PROBLEM: The records that follow should be retyped word for word.

★ ★ ★

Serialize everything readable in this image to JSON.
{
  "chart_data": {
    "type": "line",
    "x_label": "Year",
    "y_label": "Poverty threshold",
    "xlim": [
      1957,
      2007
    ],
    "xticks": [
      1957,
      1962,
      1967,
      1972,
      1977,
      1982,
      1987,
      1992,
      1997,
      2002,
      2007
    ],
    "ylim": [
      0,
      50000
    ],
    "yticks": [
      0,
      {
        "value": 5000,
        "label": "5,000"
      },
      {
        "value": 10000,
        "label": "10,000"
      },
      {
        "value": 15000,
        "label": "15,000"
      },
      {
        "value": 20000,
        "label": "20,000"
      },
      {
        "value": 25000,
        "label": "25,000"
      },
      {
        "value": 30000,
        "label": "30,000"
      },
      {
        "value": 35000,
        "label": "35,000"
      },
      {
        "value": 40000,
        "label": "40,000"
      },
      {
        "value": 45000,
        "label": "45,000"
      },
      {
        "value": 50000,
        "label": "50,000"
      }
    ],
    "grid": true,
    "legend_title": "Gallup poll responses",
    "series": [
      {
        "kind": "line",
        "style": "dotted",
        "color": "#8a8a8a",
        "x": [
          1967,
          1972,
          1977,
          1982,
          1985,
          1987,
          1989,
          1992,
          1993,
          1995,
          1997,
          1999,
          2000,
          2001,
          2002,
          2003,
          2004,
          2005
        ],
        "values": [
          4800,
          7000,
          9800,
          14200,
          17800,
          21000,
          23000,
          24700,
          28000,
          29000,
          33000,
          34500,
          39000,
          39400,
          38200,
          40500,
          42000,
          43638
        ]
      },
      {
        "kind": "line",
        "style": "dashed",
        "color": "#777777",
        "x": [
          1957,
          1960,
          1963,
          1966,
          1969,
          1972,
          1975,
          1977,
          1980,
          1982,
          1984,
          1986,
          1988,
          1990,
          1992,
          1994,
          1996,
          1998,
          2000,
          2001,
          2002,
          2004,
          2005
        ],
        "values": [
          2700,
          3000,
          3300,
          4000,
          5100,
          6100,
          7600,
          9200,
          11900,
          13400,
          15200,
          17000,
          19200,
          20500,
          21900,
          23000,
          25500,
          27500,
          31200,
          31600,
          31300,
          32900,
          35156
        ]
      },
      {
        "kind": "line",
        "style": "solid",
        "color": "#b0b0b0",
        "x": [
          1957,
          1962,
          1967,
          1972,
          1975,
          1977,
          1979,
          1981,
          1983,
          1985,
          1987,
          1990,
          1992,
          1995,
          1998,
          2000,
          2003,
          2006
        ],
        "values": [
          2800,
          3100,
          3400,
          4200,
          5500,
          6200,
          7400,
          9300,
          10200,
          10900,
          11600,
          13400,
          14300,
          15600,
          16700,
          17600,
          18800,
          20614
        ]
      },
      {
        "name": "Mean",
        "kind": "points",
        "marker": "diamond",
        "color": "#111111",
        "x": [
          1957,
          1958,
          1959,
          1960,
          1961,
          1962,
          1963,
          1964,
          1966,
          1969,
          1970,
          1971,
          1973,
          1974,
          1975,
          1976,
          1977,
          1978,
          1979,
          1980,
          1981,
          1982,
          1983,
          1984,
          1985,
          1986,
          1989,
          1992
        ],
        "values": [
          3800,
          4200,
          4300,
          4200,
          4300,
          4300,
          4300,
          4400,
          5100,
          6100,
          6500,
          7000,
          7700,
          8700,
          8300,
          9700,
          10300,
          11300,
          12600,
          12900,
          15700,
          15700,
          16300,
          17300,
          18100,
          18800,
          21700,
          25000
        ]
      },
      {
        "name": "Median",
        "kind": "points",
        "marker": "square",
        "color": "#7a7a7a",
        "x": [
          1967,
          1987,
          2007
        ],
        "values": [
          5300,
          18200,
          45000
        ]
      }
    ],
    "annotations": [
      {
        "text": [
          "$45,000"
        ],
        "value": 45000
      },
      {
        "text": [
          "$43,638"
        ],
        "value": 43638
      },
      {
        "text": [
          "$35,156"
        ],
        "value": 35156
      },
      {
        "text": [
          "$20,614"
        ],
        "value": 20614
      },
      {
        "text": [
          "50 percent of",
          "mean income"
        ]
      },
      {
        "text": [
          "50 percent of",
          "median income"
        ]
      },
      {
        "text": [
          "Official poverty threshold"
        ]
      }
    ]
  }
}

★ ★ ★

PROBLEM SOLUTION:
Serialize everything readable in this image to JSON.
{
  "chart_data": {
    "type": "line",
    "x_label": "Year",
    "y_label": "Poverty threshold",
    "xlim": [
      1957,
      2007
    ],
    "xticks": [
      1957,
      1962,
      1967,
      1972,
      1977,
      1982,
      1987,
      1992,
      1997,
      2002,
      2007
    ],
    "ylim": [
      0,
      50000
    ],
    "yticks": [
      0,
      {
        "value": 5000,
        "label": "5,000"
      },
      {
        "value": 10000,
        "label": "10,000"
      },
      {
        "value": 15000,
        "label": "15,000"
      },
      {
        "value": 20000,
        "label": "20,000"
      },
      {
        "value": 25000,
        "label": "25,000"
      },
      {
        "value": 30000,
        "label": "30,000"
      },
      {
        "value": 35000,
        "label": "35,000"
      },
      {
        "value": 40000,
        "label": "40,000"
      },
      {
        "value": 45000,
        "label": "45,000"
      },
      {
        "value": 50000,
        "label": "50,000"
      }
    ],
    "grid": true,
    "legend_title": "Gallup poll responses",
    "series": [
      {
        "kind": "line",
        "style": "dotted",
        "color": "#8a8a8a",
        "x": [
          1967,
          1972,
          1977,
          1982,
          1985,
          1987,
          1989,
          1992,
          1993,
          1995,
          1997,
          1999,
          2000,
          2001,
          2002,
          2003,
          2004,
          2005
        ],
        "values": [
          4800,
          7000,
          9800,
          14200,
          17800,
          21000,
          23000,
          24700,
          28000,
          29000,
          33000,
          34500,
          39000,
          39400,
          38200,
          40500,
          42000,
          43638
        ]
      },
      {
        "kind": "line",
        "style": "dashed",
        "color": "#777777",
        "x": [
          1957,
          1960,
          1963,
          1966,
          1969,
          1972,
          1975,
          1977,
          1980,
          1982,
          1984,
          1986,
          1988,
          1990,
          1992,
          1994,
          1996,
          1998,
          2000,
          2001,
          2002,
          2004,
          2005
        ],
        "values": [
          2700,
          3000,
          3300,
          4000,
          5100,
          6100,
          7600,
          9200,
          11900,
          13400,
          15200,
          17000,
          19200,
          20500,
          21900,
          23000,
          25500,
          27500,
          31200,
          31600,
          31300,
          32900,
          35156
        ]
      },
      {
        "kind": "line",
        "style": "solid",
        "color": "#b0b0b0",
        "x": [
          1957,
          1962,
          1967,
          1972,
          1975,
          1977,
          1979,
          1981,
          1983,
          1985,
          1987,
          1990,
          1992,
          1995,
          1998,
          2000,
          2003,
          2006
        ],
        "values": [
          2800,
          3100,
          3400,
          4200,
          5500,
          6200,
          7400,
          9300,
          10200,
          10900,
          11600,
          13400,
          14300,
          15600,
          16700,
          17600,
          18800,
          20614
        ]
      },
      {
        "name": "Mean",
        "kind": "points",
        "marker": "diamond",
        "color": "#111111",
        "x": [
          1957,
          1958,
          1959,
          1960,
          1961,
          1962,
          1963,
          1964,
          1966,
          1969,
          1970,
          1971,
          1973,
          1974,
          1975,
          1976,
          1977,
          1978,
          1979,
          1980,
          1981,
          1982,
          1983,
          1984,
          1985,
          1986,
          1989,
          1992
        ],
        "values": [
          3800,
          4200,
          4300,
          4200,
          4300,
          4300,
          4300,
          4400,
          5100,
          6100,
          6500,
          7000,
          7700,
          8700,
          8300,
          9700,
          10300,
          11300,
          12600,
          12900,
          15700,
          15700,
          16300,
          17300,
          18100,
          18800,
          21700,
          25000
        ]
      },
      {
        "name": "Median",
        "kind": "points",
        "marker": "square",
        "color": "#7a7a7a",
        "x": [
          1967,
          1987,
          2007
        ],
        "values": [
          5300,
          18200,
          45000
        ]
      }
    ],
    "annotations": [
      {
        "text": [
          "$45,000"
        ],
        "value": 45000
      },
      {
        "text": [
          "$43,638"
        ],
        "value": 43638
      },
      {
        "text": [
          "$35,156"
        ],
        "value": 35156
      },
      {
        "text": [
          "$20,614"
        ],
        "value": 20614
      },
      {
        "text": [
          "50 percent of",
          "mean income"
        ]
      },
      {
        "text": [
          "50 percent of",
          "median income"
        ]
      },
      {
        "text": [
          "Official poverty threshold"
        ]
      }
    ]
  }
}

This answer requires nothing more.